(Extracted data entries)
═══
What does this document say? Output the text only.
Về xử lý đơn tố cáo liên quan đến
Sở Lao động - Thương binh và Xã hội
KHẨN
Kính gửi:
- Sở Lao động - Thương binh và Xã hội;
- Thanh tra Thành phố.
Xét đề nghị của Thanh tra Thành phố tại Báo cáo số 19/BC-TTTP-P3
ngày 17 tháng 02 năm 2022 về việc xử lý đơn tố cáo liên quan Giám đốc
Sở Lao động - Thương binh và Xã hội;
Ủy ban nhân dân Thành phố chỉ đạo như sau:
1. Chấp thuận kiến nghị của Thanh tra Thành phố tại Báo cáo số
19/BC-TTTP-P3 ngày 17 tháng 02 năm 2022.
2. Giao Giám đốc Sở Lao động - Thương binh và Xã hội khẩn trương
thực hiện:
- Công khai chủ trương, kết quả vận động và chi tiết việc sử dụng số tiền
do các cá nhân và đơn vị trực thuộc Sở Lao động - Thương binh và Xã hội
═══
* What is required: Give back each line above precisely as it stands.

* Output:
What does this document say? Output the text only.
Về xử lý đơn tố cáo liên quan đến
Sở Lao động - Thương binh và Xã hội
KHẨN
Kính gửi:
- Sở Lao động - Thương binh và Xã hội;
- Thanh tra Thành phố.
Xét đề nghị của Thanh tra Thành phố tại Báo cáo số 19/BC-TTTP-P3
ngày 17 tháng 02 năm 2022 về việc xử lý đơn tố cáo liên quan Giám đốc
Sở Lao động - Thương binh và Xã hội;
Ủy ban nhân dân Thành phố chỉ đạo như sau:
1. Chấp thuận kiến nghị của Thanh tra Thành phố tại Báo cáo số
19/BC-TTTP-P3 ngày 17 tháng 02 năm 2022.
2. Giao Giám đốc Sở Lao động - Thương binh và Xã hội khẩn trương
thực hiện:
- Công khai chủ trương, kết quả vận động và chi tiết việc sử dụng số tiền
do các cá nhân và đơn vị trực thuộc Sở Lao động - Thương binh và Xã hội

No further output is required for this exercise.